--- begin Data rows ---
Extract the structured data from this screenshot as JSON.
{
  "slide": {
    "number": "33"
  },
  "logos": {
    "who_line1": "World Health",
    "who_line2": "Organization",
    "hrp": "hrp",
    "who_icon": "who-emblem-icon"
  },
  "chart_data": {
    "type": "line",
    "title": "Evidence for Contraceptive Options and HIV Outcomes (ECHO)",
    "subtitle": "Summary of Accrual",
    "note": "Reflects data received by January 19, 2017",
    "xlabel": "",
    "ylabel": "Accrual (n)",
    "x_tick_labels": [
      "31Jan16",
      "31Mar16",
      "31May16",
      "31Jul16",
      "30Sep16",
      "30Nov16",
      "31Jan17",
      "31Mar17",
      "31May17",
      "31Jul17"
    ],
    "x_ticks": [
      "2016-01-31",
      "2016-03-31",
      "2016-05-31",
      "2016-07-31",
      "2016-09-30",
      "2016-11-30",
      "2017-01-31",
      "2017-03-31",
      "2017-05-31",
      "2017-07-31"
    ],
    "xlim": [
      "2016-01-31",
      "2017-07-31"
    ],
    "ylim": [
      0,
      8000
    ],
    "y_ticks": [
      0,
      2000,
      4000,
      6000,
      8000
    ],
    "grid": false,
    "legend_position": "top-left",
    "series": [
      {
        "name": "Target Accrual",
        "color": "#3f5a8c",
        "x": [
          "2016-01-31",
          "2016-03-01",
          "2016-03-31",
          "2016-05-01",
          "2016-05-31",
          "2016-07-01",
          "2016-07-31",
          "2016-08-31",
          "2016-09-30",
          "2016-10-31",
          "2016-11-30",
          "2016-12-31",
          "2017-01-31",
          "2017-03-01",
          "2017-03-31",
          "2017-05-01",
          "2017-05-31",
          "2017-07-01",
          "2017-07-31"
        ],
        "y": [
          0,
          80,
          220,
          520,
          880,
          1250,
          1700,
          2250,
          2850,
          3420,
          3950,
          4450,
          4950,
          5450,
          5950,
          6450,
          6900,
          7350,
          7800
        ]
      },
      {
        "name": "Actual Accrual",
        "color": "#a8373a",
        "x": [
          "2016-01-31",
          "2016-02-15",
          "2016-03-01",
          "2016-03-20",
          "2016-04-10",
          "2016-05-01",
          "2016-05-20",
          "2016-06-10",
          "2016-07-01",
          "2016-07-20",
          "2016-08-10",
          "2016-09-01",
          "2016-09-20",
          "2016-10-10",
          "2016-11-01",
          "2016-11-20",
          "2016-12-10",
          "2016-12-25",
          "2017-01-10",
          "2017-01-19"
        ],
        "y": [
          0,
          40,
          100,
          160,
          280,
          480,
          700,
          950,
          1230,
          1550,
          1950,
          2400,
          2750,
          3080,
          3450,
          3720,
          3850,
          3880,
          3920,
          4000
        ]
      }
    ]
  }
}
--- end Data rows ---
* **Short problem**
Identify all lines where the word "Accrual" shows up. Copy them.

* **Answer in full**
    "subtitle": "Summary of Accrual",
    "ylabel": "Accrual (n)",
        "name": "Target Accrual",
        "name": "Actual Accrual",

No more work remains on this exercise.